--- YOUR TASK ---
Tally each line where the word "JSON" occurs, then give only the total.

[Dataset items]
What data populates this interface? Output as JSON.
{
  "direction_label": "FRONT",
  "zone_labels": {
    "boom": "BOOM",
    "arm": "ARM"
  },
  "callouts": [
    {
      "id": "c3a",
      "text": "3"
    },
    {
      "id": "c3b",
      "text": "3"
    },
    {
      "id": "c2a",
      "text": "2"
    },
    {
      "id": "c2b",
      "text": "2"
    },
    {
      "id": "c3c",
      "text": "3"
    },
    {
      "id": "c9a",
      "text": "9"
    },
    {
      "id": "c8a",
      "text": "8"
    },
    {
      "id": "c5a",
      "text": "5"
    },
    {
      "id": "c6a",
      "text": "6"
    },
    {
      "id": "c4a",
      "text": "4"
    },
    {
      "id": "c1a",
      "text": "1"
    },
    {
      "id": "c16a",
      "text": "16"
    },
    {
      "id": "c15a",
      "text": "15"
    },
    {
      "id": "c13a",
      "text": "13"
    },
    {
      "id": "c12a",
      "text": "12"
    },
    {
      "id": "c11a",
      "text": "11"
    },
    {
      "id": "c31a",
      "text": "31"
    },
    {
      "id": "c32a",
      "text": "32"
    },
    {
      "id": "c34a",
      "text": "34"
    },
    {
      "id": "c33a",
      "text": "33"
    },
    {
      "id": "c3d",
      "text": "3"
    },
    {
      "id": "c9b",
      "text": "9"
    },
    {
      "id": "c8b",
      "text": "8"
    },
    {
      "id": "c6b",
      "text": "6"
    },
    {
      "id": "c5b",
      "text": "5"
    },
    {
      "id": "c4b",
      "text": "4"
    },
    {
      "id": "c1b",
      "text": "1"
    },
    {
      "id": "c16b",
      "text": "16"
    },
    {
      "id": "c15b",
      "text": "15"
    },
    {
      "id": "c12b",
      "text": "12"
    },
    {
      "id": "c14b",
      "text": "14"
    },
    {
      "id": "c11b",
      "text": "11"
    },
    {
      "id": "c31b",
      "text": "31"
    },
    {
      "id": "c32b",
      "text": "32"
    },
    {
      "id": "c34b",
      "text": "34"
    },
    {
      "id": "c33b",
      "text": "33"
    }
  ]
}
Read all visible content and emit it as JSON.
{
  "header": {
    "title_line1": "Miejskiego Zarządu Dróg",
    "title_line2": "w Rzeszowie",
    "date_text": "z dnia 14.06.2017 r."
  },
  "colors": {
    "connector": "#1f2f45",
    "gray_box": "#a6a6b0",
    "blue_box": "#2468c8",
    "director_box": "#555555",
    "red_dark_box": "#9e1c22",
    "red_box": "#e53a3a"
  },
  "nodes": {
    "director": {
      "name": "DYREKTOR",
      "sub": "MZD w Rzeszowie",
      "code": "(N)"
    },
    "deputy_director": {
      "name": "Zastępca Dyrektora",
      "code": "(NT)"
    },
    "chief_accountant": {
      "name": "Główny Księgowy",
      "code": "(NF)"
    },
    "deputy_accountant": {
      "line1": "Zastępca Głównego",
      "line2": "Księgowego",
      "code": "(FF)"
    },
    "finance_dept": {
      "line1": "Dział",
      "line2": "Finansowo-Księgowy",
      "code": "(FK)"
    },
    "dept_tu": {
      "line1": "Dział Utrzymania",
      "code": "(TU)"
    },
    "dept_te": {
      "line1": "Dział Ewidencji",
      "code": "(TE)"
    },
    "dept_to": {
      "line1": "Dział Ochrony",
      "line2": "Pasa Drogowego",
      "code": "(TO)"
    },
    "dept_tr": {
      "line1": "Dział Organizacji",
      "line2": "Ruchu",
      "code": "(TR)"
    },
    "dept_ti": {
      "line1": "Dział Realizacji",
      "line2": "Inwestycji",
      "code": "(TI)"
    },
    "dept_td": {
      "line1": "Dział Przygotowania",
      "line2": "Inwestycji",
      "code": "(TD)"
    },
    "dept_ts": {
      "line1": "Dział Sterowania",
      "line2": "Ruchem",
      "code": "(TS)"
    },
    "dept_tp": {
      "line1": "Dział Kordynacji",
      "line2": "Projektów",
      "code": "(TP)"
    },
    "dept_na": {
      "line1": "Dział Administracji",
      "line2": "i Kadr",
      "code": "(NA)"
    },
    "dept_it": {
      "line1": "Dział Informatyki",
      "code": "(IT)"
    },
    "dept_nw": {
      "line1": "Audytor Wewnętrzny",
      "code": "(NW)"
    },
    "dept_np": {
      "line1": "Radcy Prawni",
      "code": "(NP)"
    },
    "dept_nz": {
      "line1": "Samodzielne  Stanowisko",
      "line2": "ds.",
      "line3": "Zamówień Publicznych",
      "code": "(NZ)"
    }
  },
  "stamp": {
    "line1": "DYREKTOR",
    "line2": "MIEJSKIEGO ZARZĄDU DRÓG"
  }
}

--- TASK ANSWER ---
2